Tradizione, arte e cultura. Sono questi gli elementi che rendono il Corciano Festival uno degli appuntamenti annuali culturali più importanti, oltre che uno dei più iconici dell’Umbria, capace di rinnovarsi, di volta in volta, senza mai discostarsi troppo dal forte rapporto con la sua storia e il suo territorio. L’edizione del 2021, la 57esima, dal 7 al 15 agosto, è dedicata a Dante Alighieri, in occasione dei 700 anni dalla morte. All’interno del Festival, è visitabile fino al 29 agosto, l’esposizione “+ Divenire. Dove inizia il nuovo esodo” ideata, curata e coordinata da Gabriele Perretta, che abbiamo avuto il piacere di intervistare.

Antonella Buttazzo: Partiamo dal principio. Quando ha deciso di voler fare il curatore? C’è stata una mostra in particolare che l’ha colpita così tanto da farle comprendere che questo sarebbe stato il lavoro della sua vita?

Esercizio assegnato -
Ricopia integralmente il brano sul Corciano Festival. Le voci qui sotto non hanno alcun legame con il brano.

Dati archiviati

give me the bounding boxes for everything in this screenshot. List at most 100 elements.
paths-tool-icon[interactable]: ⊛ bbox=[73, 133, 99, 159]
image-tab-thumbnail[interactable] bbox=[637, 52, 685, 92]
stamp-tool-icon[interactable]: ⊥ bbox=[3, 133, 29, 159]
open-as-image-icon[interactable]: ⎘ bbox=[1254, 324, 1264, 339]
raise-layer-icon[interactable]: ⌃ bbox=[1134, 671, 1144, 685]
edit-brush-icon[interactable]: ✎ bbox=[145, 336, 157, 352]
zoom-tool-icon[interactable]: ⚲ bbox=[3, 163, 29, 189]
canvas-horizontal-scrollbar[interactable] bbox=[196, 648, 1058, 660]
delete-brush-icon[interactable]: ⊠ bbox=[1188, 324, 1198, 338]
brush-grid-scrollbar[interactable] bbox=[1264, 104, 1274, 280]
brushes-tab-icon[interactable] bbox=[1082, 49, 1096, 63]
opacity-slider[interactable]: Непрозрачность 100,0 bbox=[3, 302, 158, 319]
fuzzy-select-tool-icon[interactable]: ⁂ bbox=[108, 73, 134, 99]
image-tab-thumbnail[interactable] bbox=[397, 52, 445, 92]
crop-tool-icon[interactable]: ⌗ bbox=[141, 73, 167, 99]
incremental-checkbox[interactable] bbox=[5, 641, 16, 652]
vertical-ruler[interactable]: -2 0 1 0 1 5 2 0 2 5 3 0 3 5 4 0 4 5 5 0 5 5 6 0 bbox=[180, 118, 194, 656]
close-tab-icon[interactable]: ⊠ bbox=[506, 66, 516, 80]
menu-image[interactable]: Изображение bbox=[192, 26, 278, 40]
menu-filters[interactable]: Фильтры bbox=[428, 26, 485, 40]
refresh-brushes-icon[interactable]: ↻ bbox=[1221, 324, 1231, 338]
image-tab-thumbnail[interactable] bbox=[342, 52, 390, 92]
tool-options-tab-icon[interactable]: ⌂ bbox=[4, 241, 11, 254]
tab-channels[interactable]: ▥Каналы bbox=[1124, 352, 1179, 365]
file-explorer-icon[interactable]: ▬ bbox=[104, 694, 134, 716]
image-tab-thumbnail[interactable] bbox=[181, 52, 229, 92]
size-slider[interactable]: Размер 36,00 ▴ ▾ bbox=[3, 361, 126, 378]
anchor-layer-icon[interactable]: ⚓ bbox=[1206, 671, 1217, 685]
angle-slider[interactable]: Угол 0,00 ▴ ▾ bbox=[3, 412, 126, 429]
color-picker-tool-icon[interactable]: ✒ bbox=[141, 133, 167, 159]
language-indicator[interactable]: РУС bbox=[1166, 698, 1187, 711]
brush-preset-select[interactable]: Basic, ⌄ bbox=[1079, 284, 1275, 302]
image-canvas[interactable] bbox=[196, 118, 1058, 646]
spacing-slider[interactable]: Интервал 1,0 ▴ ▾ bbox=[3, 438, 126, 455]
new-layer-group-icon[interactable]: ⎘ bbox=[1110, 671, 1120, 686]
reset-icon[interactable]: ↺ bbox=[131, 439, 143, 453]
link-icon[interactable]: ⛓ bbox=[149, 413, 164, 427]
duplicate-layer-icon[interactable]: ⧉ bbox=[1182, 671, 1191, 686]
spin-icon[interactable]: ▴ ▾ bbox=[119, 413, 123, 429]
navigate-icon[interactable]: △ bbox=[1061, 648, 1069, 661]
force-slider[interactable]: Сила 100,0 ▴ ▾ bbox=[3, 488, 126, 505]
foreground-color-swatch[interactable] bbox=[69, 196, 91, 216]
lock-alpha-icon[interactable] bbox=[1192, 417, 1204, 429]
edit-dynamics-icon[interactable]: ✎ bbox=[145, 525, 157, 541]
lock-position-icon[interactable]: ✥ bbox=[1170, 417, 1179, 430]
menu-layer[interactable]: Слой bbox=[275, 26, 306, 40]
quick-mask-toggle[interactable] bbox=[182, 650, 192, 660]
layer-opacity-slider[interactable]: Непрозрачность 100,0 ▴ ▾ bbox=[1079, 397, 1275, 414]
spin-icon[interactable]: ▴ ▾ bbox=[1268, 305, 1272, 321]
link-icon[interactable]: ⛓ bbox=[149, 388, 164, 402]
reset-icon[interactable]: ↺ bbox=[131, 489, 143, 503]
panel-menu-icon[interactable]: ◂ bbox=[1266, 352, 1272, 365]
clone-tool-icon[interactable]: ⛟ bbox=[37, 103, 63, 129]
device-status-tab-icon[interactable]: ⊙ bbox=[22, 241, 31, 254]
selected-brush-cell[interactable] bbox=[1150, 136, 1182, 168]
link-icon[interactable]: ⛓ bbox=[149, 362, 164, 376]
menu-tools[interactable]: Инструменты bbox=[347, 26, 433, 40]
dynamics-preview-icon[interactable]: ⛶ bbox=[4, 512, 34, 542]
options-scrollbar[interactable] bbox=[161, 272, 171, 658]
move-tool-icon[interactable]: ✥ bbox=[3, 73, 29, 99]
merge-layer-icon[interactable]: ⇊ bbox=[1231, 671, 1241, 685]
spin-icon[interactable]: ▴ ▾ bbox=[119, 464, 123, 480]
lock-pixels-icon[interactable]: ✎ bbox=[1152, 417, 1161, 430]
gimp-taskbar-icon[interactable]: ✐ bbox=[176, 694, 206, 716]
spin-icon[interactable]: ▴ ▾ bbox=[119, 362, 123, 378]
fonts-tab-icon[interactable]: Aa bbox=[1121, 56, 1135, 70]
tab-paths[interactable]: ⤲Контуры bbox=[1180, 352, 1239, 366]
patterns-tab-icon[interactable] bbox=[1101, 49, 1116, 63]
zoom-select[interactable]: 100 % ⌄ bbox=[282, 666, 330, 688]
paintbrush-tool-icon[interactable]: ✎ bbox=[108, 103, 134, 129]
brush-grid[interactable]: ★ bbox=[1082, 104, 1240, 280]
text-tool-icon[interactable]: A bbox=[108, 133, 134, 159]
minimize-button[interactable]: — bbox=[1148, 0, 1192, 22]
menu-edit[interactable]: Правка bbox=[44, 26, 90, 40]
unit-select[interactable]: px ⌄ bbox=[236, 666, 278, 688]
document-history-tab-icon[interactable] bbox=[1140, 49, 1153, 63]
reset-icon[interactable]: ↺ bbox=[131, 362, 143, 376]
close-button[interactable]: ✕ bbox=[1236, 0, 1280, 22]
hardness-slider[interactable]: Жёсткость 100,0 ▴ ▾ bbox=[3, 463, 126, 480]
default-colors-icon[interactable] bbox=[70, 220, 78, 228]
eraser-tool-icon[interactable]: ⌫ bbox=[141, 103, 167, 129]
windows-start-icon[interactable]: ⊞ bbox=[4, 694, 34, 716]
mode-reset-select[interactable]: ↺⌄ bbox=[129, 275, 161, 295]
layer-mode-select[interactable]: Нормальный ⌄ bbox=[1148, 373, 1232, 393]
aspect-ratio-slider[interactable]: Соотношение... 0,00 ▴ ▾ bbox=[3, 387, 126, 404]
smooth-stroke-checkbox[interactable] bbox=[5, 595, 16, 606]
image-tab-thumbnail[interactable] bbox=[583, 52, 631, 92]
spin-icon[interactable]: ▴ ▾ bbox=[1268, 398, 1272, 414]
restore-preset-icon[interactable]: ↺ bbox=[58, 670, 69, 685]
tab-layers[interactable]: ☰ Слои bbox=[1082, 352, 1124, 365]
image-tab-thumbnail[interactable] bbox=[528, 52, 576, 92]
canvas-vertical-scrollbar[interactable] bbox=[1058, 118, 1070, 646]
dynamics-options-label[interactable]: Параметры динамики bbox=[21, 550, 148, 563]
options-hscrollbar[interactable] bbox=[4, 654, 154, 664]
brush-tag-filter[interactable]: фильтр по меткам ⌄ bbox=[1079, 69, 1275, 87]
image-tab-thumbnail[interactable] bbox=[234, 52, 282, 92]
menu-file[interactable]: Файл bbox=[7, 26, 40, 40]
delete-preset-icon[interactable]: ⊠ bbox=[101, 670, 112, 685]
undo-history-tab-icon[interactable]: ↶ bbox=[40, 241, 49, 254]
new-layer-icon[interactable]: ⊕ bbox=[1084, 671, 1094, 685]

Risposta all'esercizio -
Tradizione, arte e cultura. Sono questi gli elementi che rendono il Corciano Festival uno degli appuntamenti annuali culturali più importanti, oltre che uno dei più iconici dell’Umbria, capace di rinnovarsi, di volta in volta, senza mai discostarsi troppo dal forte rapporto con la sua storia e il suo territorio. L’edizione del 2021, la 57esima, dal 7 al 15 agosto, è dedicata a Dante Alighieri, in occasione dei 700 anni dalla morte. All’interno del Festival, è visitabile fino al 29 agosto, l’esposizione “+ Divenire. Dove inizia il nuovo esodo” ideata, curata e coordinata da Gabriele Perretta, che abbiamo avuto il piacere di intervistare.

Antonella Buttazzo: Partiamo dal principio. Quando ha deciso di voler fare il curatore? C’è stata una mostra in particolare che l’ha colpita così tanto da farle comprendere che questo sarebbe stato il lavoro della sua vita?